Data:
>>
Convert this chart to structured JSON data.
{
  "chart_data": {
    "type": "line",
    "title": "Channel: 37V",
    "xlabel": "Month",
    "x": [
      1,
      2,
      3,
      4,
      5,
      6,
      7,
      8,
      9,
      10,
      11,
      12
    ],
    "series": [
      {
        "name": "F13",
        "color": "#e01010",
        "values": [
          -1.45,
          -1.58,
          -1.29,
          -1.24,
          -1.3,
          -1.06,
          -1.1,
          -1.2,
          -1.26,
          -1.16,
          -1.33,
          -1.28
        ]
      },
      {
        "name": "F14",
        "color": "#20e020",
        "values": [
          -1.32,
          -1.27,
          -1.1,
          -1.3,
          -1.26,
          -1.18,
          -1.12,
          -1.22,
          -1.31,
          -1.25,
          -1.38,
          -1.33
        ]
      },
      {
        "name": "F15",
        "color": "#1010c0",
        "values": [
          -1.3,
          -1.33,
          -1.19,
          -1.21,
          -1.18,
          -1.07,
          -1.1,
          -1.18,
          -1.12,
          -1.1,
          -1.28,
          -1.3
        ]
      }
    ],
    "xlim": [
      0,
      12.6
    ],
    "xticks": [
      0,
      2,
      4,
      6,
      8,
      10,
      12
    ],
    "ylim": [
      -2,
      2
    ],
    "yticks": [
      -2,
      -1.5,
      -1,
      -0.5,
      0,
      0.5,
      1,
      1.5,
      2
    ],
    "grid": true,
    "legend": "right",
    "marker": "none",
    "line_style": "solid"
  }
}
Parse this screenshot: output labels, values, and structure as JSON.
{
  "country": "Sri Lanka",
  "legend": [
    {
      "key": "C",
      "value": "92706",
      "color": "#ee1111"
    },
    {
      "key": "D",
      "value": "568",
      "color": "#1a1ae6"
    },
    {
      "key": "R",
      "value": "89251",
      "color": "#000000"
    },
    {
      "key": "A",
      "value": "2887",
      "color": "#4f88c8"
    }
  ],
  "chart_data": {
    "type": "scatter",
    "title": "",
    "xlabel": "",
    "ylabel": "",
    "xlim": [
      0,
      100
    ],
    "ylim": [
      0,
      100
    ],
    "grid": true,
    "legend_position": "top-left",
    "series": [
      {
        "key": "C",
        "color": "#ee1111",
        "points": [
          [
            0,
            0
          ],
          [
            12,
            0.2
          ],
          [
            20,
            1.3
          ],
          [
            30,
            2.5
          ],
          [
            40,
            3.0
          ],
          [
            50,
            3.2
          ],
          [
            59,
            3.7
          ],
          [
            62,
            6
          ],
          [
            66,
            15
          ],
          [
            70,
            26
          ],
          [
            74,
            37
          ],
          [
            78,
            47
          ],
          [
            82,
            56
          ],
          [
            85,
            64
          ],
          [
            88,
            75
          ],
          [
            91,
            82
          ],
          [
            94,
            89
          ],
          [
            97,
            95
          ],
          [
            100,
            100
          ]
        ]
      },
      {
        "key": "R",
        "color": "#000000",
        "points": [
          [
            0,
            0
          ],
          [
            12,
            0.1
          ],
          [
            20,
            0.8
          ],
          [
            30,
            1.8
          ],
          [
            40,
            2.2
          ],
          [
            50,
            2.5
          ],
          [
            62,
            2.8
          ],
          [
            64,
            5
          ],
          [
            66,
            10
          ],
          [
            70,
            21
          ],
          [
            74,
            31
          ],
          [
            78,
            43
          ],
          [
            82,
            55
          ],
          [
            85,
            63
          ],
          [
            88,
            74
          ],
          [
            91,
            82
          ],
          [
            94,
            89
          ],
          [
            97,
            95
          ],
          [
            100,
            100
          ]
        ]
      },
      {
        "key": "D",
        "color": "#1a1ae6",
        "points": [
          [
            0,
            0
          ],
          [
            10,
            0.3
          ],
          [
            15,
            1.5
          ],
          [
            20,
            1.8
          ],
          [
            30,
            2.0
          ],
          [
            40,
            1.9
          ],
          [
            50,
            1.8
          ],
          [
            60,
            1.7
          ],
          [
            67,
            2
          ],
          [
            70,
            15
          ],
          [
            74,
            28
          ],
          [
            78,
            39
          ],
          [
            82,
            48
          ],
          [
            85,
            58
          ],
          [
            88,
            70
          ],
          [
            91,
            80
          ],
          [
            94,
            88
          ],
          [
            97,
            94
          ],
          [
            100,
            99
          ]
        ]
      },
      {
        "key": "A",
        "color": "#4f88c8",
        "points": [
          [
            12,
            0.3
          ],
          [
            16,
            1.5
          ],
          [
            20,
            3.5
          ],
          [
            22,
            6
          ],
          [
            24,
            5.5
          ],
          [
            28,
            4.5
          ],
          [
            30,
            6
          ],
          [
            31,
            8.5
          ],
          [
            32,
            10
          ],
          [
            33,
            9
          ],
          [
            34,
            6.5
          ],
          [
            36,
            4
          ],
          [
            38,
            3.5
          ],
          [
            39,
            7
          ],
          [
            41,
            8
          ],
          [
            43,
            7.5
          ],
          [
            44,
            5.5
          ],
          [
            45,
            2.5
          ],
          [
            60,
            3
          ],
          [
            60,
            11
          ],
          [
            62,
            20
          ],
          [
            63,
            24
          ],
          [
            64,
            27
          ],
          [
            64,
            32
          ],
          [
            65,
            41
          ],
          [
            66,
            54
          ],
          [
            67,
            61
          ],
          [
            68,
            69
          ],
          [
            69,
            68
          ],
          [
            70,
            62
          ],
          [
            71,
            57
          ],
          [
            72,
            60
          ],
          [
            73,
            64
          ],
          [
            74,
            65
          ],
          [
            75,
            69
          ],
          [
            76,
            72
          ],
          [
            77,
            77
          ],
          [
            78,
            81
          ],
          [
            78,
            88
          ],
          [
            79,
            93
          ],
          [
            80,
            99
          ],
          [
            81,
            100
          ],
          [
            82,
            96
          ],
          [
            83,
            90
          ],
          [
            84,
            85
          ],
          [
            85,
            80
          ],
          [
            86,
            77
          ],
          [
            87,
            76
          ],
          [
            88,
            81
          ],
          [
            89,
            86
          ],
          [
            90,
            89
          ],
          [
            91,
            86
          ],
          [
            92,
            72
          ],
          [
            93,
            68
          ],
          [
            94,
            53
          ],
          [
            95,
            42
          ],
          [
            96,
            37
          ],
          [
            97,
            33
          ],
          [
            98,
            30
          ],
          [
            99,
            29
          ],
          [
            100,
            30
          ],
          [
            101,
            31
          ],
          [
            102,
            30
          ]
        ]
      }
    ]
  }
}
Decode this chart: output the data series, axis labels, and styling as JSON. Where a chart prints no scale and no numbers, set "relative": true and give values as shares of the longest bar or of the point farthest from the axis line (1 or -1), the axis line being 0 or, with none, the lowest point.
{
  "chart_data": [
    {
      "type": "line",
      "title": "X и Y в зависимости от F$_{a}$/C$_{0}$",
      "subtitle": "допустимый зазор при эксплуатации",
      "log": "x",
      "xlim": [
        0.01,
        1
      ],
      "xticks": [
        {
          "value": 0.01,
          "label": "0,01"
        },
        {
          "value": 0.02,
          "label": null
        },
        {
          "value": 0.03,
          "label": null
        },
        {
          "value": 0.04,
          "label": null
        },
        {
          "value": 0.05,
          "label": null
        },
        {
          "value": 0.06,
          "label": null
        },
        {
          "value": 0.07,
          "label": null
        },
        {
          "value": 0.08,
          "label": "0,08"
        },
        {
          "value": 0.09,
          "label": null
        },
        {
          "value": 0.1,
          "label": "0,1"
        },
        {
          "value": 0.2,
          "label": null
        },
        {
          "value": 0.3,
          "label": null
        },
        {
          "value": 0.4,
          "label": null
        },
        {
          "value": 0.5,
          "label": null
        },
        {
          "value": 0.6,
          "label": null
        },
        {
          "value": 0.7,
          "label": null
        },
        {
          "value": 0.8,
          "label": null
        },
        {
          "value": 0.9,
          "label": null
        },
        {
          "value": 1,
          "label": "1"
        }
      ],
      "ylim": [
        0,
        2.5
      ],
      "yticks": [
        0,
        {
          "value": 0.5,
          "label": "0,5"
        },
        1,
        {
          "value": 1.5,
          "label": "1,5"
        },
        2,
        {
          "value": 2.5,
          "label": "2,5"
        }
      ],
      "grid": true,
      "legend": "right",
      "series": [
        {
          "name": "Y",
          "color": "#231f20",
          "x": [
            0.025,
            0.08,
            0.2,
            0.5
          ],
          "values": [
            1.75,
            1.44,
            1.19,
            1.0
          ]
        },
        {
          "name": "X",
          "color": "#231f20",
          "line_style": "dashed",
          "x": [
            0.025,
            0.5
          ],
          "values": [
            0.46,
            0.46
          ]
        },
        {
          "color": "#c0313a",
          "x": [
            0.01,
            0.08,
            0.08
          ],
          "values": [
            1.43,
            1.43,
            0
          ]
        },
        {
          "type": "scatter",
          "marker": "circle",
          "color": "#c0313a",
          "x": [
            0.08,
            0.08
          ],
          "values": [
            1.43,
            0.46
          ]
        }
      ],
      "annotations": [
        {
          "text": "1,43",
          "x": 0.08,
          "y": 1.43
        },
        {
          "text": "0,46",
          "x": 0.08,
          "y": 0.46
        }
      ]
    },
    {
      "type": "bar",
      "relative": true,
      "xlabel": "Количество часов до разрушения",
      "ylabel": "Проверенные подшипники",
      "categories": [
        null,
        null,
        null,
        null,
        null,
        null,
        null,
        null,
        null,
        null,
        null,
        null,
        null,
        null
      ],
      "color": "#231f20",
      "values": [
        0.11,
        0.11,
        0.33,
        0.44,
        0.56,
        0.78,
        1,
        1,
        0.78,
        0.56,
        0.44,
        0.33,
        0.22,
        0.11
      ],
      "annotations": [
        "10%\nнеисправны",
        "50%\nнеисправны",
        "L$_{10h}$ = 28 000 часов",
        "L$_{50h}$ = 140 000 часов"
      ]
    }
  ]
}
<<
Work to do: Count how many lines include the string "xlabel". Nothing but the number is needed.

Finished task: 3